AIM: Copy each line where the word "name" occurs.

GIVEN DATA:
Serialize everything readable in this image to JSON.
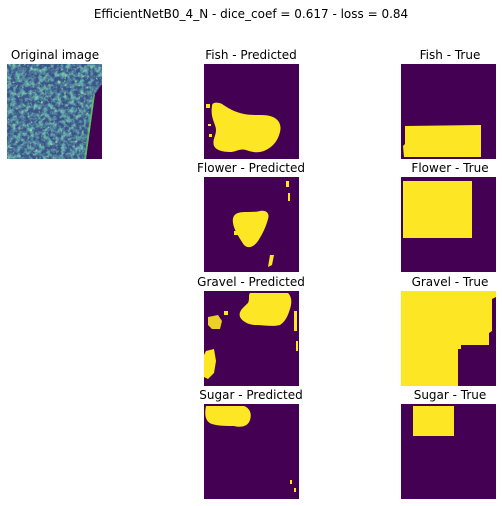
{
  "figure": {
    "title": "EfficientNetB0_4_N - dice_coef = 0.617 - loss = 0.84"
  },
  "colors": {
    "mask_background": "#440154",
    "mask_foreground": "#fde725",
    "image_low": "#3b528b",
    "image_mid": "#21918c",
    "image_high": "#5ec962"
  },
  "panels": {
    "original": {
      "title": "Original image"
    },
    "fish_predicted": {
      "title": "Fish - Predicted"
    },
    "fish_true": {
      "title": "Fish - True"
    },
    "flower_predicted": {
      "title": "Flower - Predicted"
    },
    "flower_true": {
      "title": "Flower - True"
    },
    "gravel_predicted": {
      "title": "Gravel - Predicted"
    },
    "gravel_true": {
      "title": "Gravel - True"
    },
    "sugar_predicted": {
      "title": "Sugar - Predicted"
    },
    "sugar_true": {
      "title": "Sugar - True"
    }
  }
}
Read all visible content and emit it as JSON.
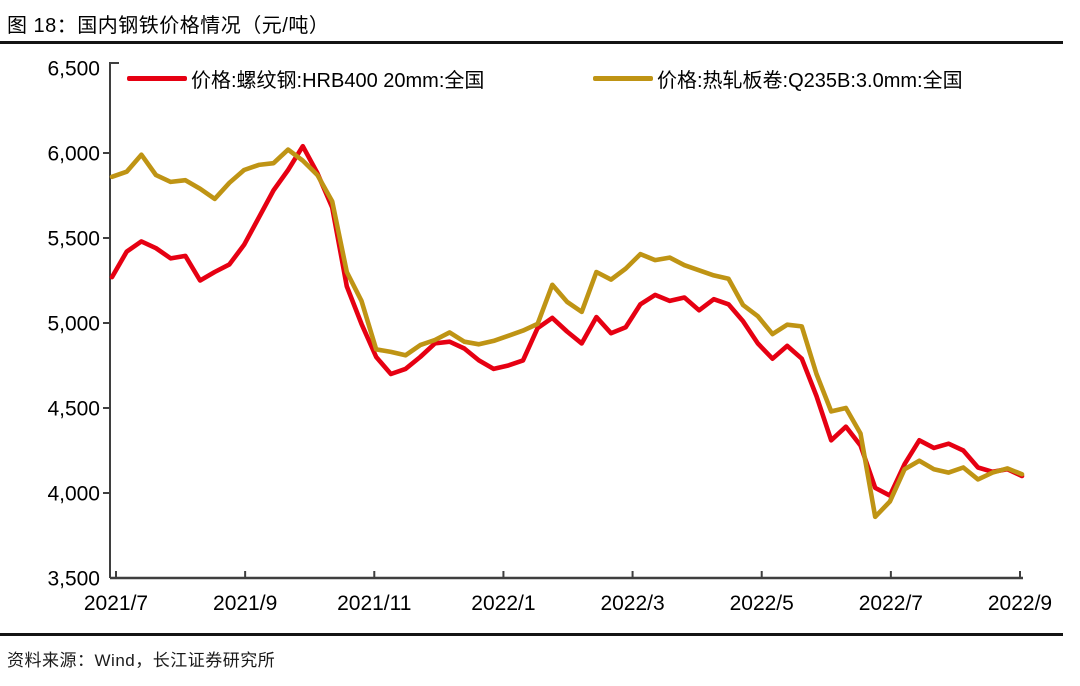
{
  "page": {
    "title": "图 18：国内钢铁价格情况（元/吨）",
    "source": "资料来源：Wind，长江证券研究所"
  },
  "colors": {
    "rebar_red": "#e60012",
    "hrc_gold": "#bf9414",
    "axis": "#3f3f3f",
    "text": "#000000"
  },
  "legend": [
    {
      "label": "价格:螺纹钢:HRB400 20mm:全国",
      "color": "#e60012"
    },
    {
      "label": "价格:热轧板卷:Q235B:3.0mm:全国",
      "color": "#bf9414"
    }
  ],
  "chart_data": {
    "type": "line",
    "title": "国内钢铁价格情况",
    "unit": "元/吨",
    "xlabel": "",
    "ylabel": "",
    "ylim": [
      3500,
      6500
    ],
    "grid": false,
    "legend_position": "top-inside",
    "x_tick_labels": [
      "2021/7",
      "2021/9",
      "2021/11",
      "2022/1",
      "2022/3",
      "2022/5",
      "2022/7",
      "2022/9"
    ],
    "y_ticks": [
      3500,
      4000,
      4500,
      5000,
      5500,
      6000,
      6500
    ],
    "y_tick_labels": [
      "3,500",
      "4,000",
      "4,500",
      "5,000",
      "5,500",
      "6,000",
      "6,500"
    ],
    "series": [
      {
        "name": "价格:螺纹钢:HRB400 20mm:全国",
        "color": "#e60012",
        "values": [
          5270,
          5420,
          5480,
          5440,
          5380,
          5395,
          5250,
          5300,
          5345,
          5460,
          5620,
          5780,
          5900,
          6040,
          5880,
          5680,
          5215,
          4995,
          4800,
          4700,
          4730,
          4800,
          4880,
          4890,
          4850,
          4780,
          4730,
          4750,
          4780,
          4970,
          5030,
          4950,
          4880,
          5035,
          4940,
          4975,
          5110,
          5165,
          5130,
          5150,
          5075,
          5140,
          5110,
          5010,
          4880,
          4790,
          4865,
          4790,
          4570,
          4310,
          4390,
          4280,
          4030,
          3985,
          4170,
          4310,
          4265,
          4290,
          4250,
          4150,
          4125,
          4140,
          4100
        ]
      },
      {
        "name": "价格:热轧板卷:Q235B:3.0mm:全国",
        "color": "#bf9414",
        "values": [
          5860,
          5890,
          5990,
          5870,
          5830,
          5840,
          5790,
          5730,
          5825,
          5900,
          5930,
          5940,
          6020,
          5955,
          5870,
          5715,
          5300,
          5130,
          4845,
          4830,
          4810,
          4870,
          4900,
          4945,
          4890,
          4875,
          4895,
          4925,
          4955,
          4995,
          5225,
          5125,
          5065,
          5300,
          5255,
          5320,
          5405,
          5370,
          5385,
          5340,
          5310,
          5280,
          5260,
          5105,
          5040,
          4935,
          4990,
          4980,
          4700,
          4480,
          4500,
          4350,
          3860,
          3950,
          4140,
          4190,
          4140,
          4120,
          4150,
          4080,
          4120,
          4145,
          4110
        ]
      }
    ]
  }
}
* * *
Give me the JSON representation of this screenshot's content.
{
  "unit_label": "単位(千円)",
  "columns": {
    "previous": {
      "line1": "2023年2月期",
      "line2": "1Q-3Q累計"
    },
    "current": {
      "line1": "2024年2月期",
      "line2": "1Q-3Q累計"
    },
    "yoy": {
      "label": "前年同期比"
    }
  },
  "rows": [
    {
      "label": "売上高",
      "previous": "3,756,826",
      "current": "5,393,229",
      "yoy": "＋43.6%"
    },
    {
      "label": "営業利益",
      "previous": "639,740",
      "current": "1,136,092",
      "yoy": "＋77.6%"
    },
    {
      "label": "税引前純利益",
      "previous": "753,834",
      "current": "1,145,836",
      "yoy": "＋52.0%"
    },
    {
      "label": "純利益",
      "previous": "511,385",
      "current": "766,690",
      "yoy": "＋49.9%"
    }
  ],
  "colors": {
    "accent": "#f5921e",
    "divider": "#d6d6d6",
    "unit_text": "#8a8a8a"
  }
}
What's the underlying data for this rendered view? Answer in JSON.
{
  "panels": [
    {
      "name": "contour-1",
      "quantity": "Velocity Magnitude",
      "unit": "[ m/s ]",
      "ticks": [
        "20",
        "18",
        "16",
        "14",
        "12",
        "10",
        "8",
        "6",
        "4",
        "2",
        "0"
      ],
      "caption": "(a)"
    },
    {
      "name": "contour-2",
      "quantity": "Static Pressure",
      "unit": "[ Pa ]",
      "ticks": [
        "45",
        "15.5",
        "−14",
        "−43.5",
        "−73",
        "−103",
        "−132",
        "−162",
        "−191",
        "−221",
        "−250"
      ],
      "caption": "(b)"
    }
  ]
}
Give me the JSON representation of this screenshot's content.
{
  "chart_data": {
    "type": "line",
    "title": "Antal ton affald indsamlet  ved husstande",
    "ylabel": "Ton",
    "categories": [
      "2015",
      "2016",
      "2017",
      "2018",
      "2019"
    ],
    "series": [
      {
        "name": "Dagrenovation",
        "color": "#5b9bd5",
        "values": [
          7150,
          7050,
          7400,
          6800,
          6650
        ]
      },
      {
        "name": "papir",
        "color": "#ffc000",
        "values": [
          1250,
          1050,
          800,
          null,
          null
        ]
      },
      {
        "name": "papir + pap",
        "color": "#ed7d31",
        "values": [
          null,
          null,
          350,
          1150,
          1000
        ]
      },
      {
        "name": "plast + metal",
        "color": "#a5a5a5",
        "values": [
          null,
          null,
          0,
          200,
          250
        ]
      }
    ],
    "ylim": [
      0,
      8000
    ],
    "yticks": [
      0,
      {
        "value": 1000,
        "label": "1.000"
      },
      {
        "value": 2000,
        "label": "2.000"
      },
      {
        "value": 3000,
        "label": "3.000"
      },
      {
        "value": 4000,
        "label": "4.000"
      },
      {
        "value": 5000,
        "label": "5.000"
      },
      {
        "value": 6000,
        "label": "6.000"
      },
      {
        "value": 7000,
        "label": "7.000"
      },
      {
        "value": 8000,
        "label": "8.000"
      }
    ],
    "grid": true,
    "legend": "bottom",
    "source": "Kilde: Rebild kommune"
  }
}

SOLUTION:
        "name": "价格:螺纹钢:HRB400 20mm:全国",
        "name": "价格:热轧板卷:Q235B:3.0mm:全国",
      "name": "contour-1",
      "name": "contour-2",
        "name": "Dagrenovation",
        "name": "papir",
        "name": "papir + pap",
        "name": "plast + metal",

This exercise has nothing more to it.